### Requirement
Reproduce the following material exactly, including every line.

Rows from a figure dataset
***
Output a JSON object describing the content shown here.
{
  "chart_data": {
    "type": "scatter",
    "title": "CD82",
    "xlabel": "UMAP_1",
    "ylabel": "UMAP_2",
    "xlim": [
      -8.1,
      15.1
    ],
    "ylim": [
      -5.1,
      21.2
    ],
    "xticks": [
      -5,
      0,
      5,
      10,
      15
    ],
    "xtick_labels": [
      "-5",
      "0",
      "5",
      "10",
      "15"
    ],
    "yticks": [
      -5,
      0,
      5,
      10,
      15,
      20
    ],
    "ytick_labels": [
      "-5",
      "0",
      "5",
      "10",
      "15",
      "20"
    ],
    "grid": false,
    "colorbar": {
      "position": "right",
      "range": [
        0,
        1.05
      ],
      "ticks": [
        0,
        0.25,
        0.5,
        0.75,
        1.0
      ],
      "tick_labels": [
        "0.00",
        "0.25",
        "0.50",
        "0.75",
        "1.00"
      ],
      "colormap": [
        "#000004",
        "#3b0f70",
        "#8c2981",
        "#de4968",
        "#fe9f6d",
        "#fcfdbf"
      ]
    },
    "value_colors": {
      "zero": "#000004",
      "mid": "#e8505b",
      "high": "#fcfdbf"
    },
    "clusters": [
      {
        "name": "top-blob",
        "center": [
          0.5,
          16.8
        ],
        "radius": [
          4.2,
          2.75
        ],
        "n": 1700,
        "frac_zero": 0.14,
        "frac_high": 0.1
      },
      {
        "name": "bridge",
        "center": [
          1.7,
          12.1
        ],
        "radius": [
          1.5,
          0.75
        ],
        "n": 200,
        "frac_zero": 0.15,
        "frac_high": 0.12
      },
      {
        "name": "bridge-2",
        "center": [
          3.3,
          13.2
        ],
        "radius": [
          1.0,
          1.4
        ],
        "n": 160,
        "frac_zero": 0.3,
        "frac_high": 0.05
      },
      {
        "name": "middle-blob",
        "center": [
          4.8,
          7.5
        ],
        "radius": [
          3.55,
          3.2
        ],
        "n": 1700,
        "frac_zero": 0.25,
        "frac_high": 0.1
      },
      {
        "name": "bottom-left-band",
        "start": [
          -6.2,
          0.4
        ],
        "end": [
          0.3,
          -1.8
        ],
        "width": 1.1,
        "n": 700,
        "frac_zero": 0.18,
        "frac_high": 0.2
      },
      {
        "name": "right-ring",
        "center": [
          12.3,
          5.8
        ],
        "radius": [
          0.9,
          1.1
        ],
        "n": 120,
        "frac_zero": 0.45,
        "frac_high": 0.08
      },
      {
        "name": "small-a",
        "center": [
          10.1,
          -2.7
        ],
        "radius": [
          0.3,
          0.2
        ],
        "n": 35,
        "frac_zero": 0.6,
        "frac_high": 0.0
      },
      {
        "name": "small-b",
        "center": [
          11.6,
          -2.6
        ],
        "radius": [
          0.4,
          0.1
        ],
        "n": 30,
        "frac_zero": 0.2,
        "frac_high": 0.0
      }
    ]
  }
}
***
### Worked answer
Output a JSON object describing the content shown here.
{
  "chart_data": {
    "type": "scatter",
    "title": "CD82",
    "xlabel": "UMAP_1",
    "ylabel": "UMAP_2",
    "xlim": [
      -8.1,
      15.1
    ],
    "ylim": [
      -5.1,
      21.2
    ],
    "xticks": [
      -5,
      0,
      5,
      10,
      15
    ],
    "xtick_labels": [
      "-5",
      "0",
      "5",
      "10",
      "15"
    ],
    "yticks": [
      -5,
      0,
      5,
      10,
      15,
      20
    ],
    "ytick_labels": [
      "-5",
      "0",
      "5",
      "10",
      "15",
      "20"
    ],
    "grid": false,
    "colorbar": {
      "position": "right",
      "range": [
        0,
        1.05
      ],
      "ticks": [
        0,
        0.25,
        0.5,
        0.75,
        1.0
      ],
      "tick_labels": [
        "0.00",
        "0.25",
        "0.50",
        "0.75",
        "1.00"
      ],
      "colormap": [
        "#000004",
        "#3b0f70",
        "#8c2981",
        "#de4968",
        "#fe9f6d",
        "#fcfdbf"
      ]
    },
    "value_colors": {
      "zero": "#000004",
      "mid": "#e8505b",
      "high": "#fcfdbf"
    },
    "clusters": [
      {
        "name": "top-blob",
        "center": [
          0.5,
          16.8
        ],
        "radius": [
          4.2,
          2.75
        ],
        "n": 1700,
        "frac_zero": 0.14,
        "frac_high": 0.1
      },
      {
        "name": "bridge",
        "center": [
          1.7,
          12.1
        ],
        "radius": [
          1.5,
          0.75
        ],
        "n": 200,
        "frac_zero": 0.15,
        "frac_high": 0.12
      },
      {
        "name": "bridge-2",
        "center": [
          3.3,
          13.2
        ],
        "radius": [
          1.0,
          1.4
        ],
        "n": 160,
        "frac_zero": 0.3,
        "frac_high": 0.05
      },
      {
        "name": "middle-blob",
        "center": [
          4.8,
          7.5
        ],
        "radius": [
          3.55,
          3.2
        ],
        "n": 1700,
        "frac_zero": 0.25,
        "frac_high": 0.1
      },
      {
        "name": "bottom-left-band",
        "start": [
          -6.2,
          0.4
        ],
        "end": [
          0.3,
          -1.8
        ],
        "width": 1.1,
        "n": 700,
        "frac_zero": 0.18,
        "frac_high": 0.2
      },
      {
        "name": "right-ring",
        "center": [
          12.3,
          5.8
        ],
        "radius": [
          0.9,
          1.1
        ],
        "n": 120,
        "frac_zero": 0.45,
        "frac_high": 0.08
      },
      {
        "name": "small-a",
        "center": [
          10.1,
          -2.7
        ],
        "radius": [
          0.3,
          0.2
        ],
        "n": 35,
        "frac_zero": 0.6,
        "frac_high": 0.0
      },
      {
        "name": "small-b",
        "center": [
          11.6,
          -2.6
        ],
        "radius": [
          0.4,
          0.1
        ],
        "n": 30,
        "frac_zero": 0.2,
        "frac_high": 0.0
      }
    ]
  }
}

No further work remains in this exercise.